--- START OF Material shown ---
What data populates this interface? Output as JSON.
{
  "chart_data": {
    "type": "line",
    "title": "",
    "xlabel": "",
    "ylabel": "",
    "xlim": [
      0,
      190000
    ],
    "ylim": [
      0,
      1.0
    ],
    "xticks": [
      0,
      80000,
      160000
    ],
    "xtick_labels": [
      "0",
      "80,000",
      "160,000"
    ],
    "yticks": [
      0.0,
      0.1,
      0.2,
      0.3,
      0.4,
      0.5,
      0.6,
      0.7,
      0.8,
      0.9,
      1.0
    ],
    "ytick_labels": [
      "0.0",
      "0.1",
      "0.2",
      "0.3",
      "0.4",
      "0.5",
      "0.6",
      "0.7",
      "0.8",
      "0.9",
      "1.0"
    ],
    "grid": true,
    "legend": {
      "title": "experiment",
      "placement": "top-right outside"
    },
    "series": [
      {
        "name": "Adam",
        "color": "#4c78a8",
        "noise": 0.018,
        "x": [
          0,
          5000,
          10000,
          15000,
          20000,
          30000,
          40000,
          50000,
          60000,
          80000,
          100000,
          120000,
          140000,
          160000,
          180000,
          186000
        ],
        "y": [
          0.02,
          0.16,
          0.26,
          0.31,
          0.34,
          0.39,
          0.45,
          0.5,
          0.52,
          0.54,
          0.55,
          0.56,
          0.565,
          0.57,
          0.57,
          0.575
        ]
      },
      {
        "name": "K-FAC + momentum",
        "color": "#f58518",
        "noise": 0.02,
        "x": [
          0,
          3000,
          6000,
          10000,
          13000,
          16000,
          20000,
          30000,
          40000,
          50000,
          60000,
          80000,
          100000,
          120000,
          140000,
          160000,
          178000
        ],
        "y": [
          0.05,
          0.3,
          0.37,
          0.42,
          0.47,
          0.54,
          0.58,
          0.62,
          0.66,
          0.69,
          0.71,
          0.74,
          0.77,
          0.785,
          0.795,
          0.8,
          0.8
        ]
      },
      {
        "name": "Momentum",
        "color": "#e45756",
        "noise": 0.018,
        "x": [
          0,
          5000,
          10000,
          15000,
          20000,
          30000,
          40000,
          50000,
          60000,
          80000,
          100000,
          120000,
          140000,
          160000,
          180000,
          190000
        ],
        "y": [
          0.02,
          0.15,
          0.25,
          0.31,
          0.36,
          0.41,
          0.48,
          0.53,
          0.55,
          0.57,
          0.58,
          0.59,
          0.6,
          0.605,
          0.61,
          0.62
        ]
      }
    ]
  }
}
--- END OF Material shown ---
Exercise instructions
All of the data shown above must be copied exactly.

Final answer
What data populates this interface? Output as JSON.
{
  "chart_data": {
    "type": "line",
    "title": "",
    "xlabel": "",
    "ylabel": "",
    "xlim": [
      0,
      190000
    ],
    "ylim": [
      0,
      1.0
    ],
    "xticks": [
      0,
      80000,
      160000
    ],
    "xtick_labels": [
      "0",
      "80,000",
      "160,000"
    ],
    "yticks": [
      0.0,
      0.1,
      0.2,
      0.3,
      0.4,
      0.5,
      0.6,
      0.7,
      0.8,
      0.9,
      1.0
    ],
    "ytick_labels": [
      "0.0",
      "0.1",
      "0.2",
      "0.3",
      "0.4",
      "0.5",
      "0.6",
      "0.7",
      "0.8",
      "0.9",
      "1.0"
    ],
    "grid": true,
    "legend": {
      "title": "experiment",
      "placement": "top-right outside"
    },
    "series": [
      {
        "name": "Adam",
        "color": "#4c78a8",
        "noise": 0.018,
        "x": [
          0,
          5000,
          10000,
          15000,
          20000,
          30000,
          40000,
          50000,
          60000,
          80000,
          100000,
          120000,
          140000,
          160000,
          180000,
          186000
        ],
        "y": [
          0.02,
          0.16,
          0.26,
          0.31,
          0.34,
          0.39,
          0.45,
          0.5,
          0.52,
          0.54,
          0.55,
          0.56,
          0.565,
          0.57,
          0.57,
          0.575
        ]
      },
      {
        "name": "K-FAC + momentum",
        "color": "#f58518",
        "noise": 0.02,
        "x": [
          0,
          3000,
          6000,
          10000,
          13000,
          16000,
          20000,
          30000,
          40000,
          50000,
          60000,
          80000,
          100000,
          120000,
          140000,
          160000,
          178000
        ],
        "y": [
          0.05,
          0.3,
          0.37,
          0.42,
          0.47,
          0.54,
          0.58,
          0.62,
          0.66,
          0.69,
          0.71,
          0.74,
          0.77,
          0.785,
          0.795,
          0.8,
          0.8
        ]
      },
      {
        "name": "Momentum",
        "color": "#e45756",
        "noise": 0.018,
        "x": [
          0,
          5000,
          10000,
          15000,
          20000,
          30000,
          40000,
          50000,
          60000,
          80000,
          100000,
          120000,
          140000,
          160000,
          180000,
          190000
        ],
        "y": [
          0.02,
          0.15,
          0.25,
          0.31,
          0.36,
          0.41,
          0.48,
          0.53,
          0.55,
          0.57,
          0.58,
          0.59,
          0.6,
          0.605,
          0.61,
          0.62
        ]
      }
    ]
  }
}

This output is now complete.